Source data start

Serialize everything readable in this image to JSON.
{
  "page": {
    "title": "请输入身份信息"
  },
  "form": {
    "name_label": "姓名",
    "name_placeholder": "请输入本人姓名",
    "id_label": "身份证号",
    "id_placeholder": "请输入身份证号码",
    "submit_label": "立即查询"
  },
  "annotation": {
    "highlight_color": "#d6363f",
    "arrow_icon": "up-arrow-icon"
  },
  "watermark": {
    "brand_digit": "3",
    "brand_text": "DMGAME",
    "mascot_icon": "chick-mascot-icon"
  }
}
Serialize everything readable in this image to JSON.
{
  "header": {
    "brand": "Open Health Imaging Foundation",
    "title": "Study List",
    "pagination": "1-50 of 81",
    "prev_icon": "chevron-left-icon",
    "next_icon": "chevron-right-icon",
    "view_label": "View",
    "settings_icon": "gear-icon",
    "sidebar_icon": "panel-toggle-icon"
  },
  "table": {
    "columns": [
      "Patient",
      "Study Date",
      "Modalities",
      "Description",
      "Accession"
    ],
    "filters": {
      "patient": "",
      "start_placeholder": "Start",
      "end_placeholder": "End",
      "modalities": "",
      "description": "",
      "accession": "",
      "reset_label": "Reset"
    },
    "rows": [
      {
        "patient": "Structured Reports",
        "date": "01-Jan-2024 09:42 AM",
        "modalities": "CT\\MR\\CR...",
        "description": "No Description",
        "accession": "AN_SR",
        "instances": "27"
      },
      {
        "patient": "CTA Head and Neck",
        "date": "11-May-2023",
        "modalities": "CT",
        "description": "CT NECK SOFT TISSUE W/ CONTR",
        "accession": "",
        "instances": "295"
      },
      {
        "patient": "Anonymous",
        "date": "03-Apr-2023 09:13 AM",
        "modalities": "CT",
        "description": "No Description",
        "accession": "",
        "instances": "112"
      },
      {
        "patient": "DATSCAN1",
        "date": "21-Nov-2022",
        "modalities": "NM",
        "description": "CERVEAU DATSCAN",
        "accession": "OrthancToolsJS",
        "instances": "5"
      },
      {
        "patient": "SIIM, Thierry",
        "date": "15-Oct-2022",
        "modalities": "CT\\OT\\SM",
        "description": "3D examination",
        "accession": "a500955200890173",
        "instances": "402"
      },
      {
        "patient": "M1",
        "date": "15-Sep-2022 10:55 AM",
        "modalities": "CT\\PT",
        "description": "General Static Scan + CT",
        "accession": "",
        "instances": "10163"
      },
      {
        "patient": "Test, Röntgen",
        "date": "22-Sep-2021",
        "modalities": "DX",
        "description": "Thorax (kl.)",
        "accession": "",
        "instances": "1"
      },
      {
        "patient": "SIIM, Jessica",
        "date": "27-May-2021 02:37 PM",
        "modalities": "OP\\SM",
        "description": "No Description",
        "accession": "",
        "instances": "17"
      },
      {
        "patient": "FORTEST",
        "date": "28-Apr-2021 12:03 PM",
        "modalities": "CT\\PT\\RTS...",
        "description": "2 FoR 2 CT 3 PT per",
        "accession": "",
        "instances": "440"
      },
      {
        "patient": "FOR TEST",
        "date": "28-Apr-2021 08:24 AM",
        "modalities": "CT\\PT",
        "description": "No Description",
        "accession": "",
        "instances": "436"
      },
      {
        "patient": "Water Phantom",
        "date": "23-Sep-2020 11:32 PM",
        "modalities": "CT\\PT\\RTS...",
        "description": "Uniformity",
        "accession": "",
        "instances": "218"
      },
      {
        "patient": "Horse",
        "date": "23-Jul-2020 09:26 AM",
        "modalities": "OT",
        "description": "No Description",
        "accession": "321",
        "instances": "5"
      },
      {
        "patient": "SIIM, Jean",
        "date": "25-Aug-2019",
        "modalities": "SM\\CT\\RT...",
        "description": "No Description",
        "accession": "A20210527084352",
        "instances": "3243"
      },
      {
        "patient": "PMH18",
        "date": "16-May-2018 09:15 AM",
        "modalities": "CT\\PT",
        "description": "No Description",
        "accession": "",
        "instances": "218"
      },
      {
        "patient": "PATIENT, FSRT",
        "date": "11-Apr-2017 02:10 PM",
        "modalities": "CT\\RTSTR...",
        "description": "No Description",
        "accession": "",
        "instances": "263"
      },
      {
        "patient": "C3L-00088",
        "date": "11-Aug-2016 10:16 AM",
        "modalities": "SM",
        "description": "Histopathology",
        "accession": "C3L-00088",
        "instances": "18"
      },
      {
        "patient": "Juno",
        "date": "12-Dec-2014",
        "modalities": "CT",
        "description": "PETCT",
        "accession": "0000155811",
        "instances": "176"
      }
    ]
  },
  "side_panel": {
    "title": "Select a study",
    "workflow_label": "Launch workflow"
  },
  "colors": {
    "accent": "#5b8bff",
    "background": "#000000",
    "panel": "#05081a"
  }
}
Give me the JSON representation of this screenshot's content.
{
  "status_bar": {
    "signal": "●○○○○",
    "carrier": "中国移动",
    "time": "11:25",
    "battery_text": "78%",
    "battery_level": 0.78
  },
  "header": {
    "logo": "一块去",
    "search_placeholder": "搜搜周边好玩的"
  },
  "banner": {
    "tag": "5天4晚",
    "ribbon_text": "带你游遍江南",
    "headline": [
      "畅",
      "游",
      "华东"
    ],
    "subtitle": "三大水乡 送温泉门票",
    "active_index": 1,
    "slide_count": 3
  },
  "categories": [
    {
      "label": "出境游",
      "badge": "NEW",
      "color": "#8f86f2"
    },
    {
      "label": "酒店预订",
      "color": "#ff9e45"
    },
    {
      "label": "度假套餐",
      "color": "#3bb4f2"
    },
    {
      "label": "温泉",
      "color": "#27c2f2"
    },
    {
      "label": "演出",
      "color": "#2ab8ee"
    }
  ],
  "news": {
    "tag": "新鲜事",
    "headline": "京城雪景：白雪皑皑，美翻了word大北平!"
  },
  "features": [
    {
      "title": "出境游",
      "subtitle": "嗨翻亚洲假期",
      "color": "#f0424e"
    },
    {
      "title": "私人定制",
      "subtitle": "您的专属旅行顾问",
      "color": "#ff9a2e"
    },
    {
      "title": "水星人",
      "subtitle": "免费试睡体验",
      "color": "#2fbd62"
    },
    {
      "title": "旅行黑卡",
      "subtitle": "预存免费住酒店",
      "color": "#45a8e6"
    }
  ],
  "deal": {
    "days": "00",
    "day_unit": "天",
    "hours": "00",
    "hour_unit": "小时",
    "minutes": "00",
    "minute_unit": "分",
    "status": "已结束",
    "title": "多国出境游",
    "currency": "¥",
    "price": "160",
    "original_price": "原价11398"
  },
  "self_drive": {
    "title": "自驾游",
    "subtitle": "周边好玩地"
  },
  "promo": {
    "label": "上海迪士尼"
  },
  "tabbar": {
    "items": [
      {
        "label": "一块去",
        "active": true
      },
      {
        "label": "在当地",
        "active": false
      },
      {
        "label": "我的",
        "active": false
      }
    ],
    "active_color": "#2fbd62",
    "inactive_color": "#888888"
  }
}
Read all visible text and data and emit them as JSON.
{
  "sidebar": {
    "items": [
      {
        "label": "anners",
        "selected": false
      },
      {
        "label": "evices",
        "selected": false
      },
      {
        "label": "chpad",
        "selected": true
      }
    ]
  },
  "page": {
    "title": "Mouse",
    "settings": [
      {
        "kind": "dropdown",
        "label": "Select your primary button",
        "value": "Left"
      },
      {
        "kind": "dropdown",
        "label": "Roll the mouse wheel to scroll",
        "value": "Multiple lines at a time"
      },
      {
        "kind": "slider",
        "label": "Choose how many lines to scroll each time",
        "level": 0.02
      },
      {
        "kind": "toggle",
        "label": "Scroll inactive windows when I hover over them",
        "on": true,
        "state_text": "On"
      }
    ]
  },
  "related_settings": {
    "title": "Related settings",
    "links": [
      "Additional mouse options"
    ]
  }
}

Source data end

Each line above must be reproduced exactly as it stands.

Serialize everything readable in this image to JSON.
{
  "page": {
    "title": "请输入身份信息"
  },
  "form": {
    "name_label": "姓名",
    "name_placeholder": "请输入本人姓名",
    "id_label": "身份证号",
    "id_placeholder": "请输入身份证号码",
    "submit_label": "立即查询"
  },
  "annotation": {
    "highlight_color": "#d6363f",
    "arrow_icon": "up-arrow-icon"
  },
  "watermark": {
    "brand_digit": "3",
    "brand_text": "DMGAME",
    "mascot_icon": "chick-mascot-icon"
  }
}
Serialize everything readable in this image to JSON.
{
  "header": {
    "brand": "Open Health Imaging Foundation",
    "title": "Study List",
    "pagination": "1-50 of 81",
    "prev_icon": "chevron-left-icon",
    "next_icon": "chevron-right-icon",
    "view_label": "View",
    "settings_icon": "gear-icon",
    "sidebar_icon": "panel-toggle-icon"
  },
  "table": {
    "columns": [
      "Patient",
      "Study Date",
      "Modalities",
      "Description",
      "Accession"
    ],
    "filters": {
      "patient": "",
      "start_placeholder": "Start",
      "end_placeholder": "End",
      "modalities": "",
      "description": "",
      "accession": "",
      "reset_label": "Reset"
    },
    "rows": [
      {
        "patient": "Structured Reports",
        "date": "01-Jan-2024 09:42 AM",
        "modalities": "CT\\MR\\CR...",
        "description": "No Description",
        "accession": "AN_SR",
        "instances": "27"
      },
      {
        "patient": "CTA Head and Neck",
        "date": "11-May-2023",
        "modalities": "CT",
        "description": "CT NECK SOFT TISSUE W/ CONTR",
        "accession": "",
        "instances": "295"
      },
      {
        "patient": "Anonymous",
        "date": "03-Apr-2023 09:13 AM",
        "modalities": "CT",
        "description": "No Description",
        "accession": "",
        "instances": "112"
      },
      {
        "patient": "DATSCAN1",
        "date": "21-Nov-2022",
        "modalities": "NM",
        "description": "CERVEAU DATSCAN",
        "accession": "OrthancToolsJS",
        "instances": "5"
      },
      {
        "patient": "SIIM, Thierry",
        "date": "15-Oct-2022",
        "modalities": "CT\\OT\\SM",
        "description": "3D examination",
        "accession": "a500955200890173",
        "instances": "402"
      },
      {
        "patient": "M1",
        "date": "15-Sep-2022 10:55 AM",
        "modalities": "CT\\PT",
        "description": "General Static Scan + CT",
        "accession": "",
        "instances": "10163"
      },
      {
        "patient": "Test, Röntgen",
        "date": "22-Sep-2021",
        "modalities": "DX",
        "description": "Thorax (kl.)",
        "accession": "",
        "instances": "1"
      },
      {
        "patient": "SIIM, Jessica",
        "date": "27-May-2021 02:37 PM",
        "modalities": "OP\\SM",
        "description": "No Description",
        "accession": "",
        "instances": "17"
      },
      {
        "patient": "FORTEST",
        "date": "28-Apr-2021 12:03 PM",
        "modalities": "CT\\PT\\RTS...",
        "description": "2 FoR 2 CT 3 PT per",
        "accession": "",
        "instances": "440"
      },
      {
        "patient": "FOR TEST",
        "date": "28-Apr-2021 08:24 AM",
        "modalities": "CT\\PT",
        "description": "No Description",
        "accession": "",
        "instances": "436"
      },
      {
        "patient": "Water Phantom",
        "date": "23-Sep-2020 11:32 PM",
        "modalities": "CT\\PT\\RTS...",
        "description": "Uniformity",
        "accession": "",
        "instances": "218"
      },
      {
        "patient": "Horse",
        "date": "23-Jul-2020 09:26 AM",
        "modalities": "OT",
        "description": "No Description",
        "accession": "321",
        "instances": "5"
      },
      {
        "patient": "SIIM, Jean",
        "date": "25-Aug-2019",
        "modalities": "SM\\CT\\RT...",
        "description": "No Description",
        "accession": "A20210527084352",
        "instances": "3243"
      },
      {
        "patient": "PMH18",
        "date": "16-May-2018 09:15 AM",
        "modalities": "CT\\PT",
        "description": "No Description",
        "accession": "",
        "instances": "218"
      },
      {
        "patient": "PATIENT, FSRT",
        "date": "11-Apr-2017 02:10 PM",
        "modalities": "CT\\RTSTR...",
        "description": "No Description",
        "accession": "",
        "instances": "263"
      },
      {
        "patient": "C3L-00088",
        "date": "11-Aug-2016 10:16 AM",
        "modalities": "SM",
        "description": "Histopathology",
        "accession": "C3L-00088",
        "instances": "18"
      },
      {
        "patient": "Juno",
        "date": "12-Dec-2014",
        "modalities": "CT",
        "description": "PETCT",
        "accession": "0000155811",
        "instances": "176"
      }
    ]
  },
  "side_panel": {
    "title": "Select a study",
    "workflow_label": "Launch workflow"
  },
  "colors": {
    "accent": "#5b8bff",
    "background": "#000000",
    "panel": "#05081a"
  }
}
Give me the JSON representation of this screenshot's content.
{
  "status_bar": {
    "signal": "●○○○○",
    "carrier": "中国移动",
    "time": "11:25",
    "battery_text": "78%",
    "battery_level": 0.78
  },
  "header": {
    "logo": "一块去",
    "search_placeholder": "搜搜周边好玩的"
  },
  "banner": {
    "tag": "5天4晚",
    "ribbon_text": "带你游遍江南",
    "headline": [
      "畅",
      "游",
      "华东"
    ],
    "subtitle": "三大水乡 送温泉门票",
    "active_index": 1,
    "slide_count": 3
  },
  "categories": [
    {
      "label": "出境游",
      "badge": "NEW",
      "color": "#8f86f2"
    },
    {
      "label": "酒店预订",
      "color": "#ff9e45"
    },
    {
      "label": "度假套餐",
      "color": "#3bb4f2"
    },
    {
      "label": "温泉",
      "color": "#27c2f2"
    },
    {
      "label": "演出",
      "color": "#2ab8ee"
    }
  ],
  "news": {
    "tag": "新鲜事",
    "headline": "京城雪景：白雪皑皑，美翻了word大北平!"
  },
  "features": [
    {
      "title": "出境游",
      "subtitle": "嗨翻亚洲假期",
      "color": "#f0424e"
    },
    {
      "title": "私人定制",
      "subtitle": "您的专属旅行顾问",
      "color": "#ff9a2e"
    },
    {
      "title": "水星人",
      "subtitle": "免费试睡体验",
      "color": "#2fbd62"
    },
    {
      "title": "旅行黑卡",
      "subtitle": "预存免费住酒店",
      "color": "#45a8e6"
    }
  ],
  "deal": {
    "days": "00",
    "day_unit": "天",
    "hours": "00",
    "hour_unit": "小时",
    "minutes": "00",
    "minute_unit": "分",
    "status": "已结束",
    "title": "多国出境游",
    "currency": "¥",
    "price": "160",
    "original_price": "原价11398"
  },
  "self_drive": {
    "title": "自驾游",
    "subtitle": "周边好玩地"
  },
  "promo": {
    "label": "上海迪士尼"
  },
  "tabbar": {
    "items": [
      {
        "label": "一块去",
        "active": true
      },
      {
        "label": "在当地",
        "active": false
      },
      {
        "label": "我的",
        "active": false
      }
    ],
    "active_color": "#2fbd62",
    "inactive_color": "#888888"
  }
}
Read all visible text and data and emit them as JSON.
{
  "sidebar": {
    "items": [
      {
        "label": "anners",
        "selected": false
      },
      {
        "label": "evices",
        "selected": false
      },
      {
        "label": "chpad",
        "selected": true
      }
    ]
  },
  "page": {
    "title": "Mouse",
    "settings": [
      {
        "kind": "dropdown",
        "label": "Select your primary button",
        "value": "Left"
      },
      {
        "kind": "dropdown",
        "label": "Roll the mouse wheel to scroll",
        "value": "Multiple lines at a time"
      },
      {
        "kind": "slider",
        "label": "Choose how many lines to scroll each time",
        "level": 0.02
      },
      {
        "kind": "toggle",
        "label": "Scroll inactive windows when I hover over them",
        "on": true,
        "state_text": "On"
      }
    ]
  },
  "related_settings": {
    "title": "Related settings",
    "links": [
      "Additional mouse options"
    ]
  }
}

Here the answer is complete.